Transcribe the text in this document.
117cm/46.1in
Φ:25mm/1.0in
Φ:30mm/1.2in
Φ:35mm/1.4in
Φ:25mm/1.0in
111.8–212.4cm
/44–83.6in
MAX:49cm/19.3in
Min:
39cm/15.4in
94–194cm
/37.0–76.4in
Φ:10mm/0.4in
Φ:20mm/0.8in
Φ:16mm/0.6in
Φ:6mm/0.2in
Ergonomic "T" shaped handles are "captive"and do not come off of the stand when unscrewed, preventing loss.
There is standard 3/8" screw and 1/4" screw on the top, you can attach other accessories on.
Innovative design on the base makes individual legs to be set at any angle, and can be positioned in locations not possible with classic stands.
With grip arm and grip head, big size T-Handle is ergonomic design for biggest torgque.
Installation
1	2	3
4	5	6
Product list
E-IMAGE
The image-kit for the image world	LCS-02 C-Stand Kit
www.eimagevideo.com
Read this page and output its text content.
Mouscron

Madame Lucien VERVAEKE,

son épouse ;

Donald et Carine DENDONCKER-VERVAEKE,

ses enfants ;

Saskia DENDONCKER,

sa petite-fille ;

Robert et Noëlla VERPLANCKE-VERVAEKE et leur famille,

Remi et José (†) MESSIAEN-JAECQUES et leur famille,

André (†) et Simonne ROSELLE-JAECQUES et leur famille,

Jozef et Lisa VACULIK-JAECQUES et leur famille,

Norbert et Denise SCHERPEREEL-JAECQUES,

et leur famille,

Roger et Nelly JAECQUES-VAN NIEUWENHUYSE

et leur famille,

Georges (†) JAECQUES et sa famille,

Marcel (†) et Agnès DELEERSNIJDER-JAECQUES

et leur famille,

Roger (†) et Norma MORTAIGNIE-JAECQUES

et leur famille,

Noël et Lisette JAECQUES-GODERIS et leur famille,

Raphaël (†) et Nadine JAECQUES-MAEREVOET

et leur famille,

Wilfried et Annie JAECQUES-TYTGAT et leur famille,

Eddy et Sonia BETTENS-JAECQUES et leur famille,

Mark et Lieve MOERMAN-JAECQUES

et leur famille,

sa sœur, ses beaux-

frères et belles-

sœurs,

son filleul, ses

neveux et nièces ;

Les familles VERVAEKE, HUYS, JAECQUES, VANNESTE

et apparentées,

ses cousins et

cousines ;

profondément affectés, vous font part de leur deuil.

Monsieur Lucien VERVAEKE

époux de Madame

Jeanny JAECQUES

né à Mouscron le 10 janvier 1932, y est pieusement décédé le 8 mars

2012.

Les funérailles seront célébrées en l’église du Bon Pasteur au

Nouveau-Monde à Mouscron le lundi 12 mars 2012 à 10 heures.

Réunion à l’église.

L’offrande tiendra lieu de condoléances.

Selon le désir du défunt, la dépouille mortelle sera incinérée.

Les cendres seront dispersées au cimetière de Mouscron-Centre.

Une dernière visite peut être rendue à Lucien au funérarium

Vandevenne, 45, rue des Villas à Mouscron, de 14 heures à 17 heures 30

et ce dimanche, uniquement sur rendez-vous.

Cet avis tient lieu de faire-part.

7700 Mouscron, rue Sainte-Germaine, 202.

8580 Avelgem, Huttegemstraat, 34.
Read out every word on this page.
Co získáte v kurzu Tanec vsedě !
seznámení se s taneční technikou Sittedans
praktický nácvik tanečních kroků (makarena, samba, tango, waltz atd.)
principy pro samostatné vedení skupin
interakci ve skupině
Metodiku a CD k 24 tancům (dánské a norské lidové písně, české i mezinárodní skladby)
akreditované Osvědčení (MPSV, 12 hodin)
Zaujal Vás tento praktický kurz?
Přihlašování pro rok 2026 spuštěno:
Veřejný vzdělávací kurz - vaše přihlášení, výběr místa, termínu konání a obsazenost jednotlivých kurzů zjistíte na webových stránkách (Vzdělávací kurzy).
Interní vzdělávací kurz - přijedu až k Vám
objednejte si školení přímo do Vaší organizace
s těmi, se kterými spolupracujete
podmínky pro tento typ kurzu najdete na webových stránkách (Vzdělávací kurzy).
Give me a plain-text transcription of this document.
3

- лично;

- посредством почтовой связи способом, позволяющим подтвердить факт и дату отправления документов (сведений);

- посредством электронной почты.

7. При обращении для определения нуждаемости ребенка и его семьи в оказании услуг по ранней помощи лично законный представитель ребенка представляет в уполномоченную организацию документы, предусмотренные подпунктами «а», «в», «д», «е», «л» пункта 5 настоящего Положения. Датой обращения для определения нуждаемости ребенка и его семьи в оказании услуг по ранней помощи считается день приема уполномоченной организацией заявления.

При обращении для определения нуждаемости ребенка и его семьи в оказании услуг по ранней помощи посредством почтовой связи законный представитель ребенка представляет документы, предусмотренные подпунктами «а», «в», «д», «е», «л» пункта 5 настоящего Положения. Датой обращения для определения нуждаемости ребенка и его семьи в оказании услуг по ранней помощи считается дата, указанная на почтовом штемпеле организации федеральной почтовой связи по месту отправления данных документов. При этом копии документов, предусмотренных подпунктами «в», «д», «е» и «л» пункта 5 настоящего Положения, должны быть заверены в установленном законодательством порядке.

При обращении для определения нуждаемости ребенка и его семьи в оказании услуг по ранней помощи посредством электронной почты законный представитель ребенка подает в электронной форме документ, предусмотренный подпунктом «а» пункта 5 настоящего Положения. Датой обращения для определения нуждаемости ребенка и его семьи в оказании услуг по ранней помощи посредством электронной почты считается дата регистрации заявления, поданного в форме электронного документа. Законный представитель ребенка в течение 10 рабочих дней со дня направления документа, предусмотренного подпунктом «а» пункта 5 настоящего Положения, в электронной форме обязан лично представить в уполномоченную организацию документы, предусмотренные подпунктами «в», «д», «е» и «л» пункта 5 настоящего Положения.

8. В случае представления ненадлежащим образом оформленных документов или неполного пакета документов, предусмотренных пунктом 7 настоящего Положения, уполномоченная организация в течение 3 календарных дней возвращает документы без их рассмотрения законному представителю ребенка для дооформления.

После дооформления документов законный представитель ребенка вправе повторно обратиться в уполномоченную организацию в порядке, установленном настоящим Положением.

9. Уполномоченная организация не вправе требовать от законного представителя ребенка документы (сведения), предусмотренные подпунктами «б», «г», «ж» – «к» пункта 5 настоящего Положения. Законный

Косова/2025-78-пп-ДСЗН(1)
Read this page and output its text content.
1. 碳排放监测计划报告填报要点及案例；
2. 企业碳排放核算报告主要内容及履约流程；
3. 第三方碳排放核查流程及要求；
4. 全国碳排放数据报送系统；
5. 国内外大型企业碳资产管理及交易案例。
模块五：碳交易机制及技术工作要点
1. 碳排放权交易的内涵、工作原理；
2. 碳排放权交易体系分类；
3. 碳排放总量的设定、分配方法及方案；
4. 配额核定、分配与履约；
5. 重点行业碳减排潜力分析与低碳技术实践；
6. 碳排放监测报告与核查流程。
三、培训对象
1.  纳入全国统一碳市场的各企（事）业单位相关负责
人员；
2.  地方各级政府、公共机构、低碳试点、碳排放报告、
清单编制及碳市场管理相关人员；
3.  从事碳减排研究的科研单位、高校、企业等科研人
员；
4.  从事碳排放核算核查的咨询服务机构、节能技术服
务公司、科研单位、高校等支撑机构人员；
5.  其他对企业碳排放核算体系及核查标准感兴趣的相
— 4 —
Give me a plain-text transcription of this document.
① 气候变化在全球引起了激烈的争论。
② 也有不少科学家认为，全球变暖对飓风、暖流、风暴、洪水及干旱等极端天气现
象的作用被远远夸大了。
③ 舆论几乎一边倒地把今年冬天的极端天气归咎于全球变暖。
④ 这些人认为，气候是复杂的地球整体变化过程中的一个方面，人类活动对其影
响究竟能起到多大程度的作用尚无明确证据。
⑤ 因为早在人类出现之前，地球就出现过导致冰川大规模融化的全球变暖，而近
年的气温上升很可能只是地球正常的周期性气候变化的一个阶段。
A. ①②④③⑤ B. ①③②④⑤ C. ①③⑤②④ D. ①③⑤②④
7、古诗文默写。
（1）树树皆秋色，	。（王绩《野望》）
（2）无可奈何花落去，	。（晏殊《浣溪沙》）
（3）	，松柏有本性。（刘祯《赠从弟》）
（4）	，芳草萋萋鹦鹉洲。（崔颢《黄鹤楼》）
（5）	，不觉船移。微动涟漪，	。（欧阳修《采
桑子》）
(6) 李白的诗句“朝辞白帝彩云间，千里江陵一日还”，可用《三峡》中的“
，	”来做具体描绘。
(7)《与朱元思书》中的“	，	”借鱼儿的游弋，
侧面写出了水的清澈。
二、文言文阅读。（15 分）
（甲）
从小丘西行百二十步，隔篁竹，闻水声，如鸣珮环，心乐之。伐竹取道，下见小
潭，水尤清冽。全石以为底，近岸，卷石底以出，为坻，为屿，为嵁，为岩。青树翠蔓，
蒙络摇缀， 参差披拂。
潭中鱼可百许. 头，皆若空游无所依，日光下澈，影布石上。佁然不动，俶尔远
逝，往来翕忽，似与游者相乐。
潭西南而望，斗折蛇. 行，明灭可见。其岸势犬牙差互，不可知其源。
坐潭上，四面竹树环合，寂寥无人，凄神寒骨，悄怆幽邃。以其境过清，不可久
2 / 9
***
» Requirement:
Reproduce every line from the entries that holds the word "дооформления".

» Exercise output:
8. В случае представления ненадлежащим образом оформленных документов или неполного пакета документов, предусмотренных пунктом 7 настоящего Положения, уполномоченная организация в течение 3 календарных дней возвращает документы без их рассмотрения законному представителю ребенка для дооформления.
После дооформления документов законный представитель ребенка вправе повторно обратиться в уполномоченную организацию в порядке, установленном настоящим Положением.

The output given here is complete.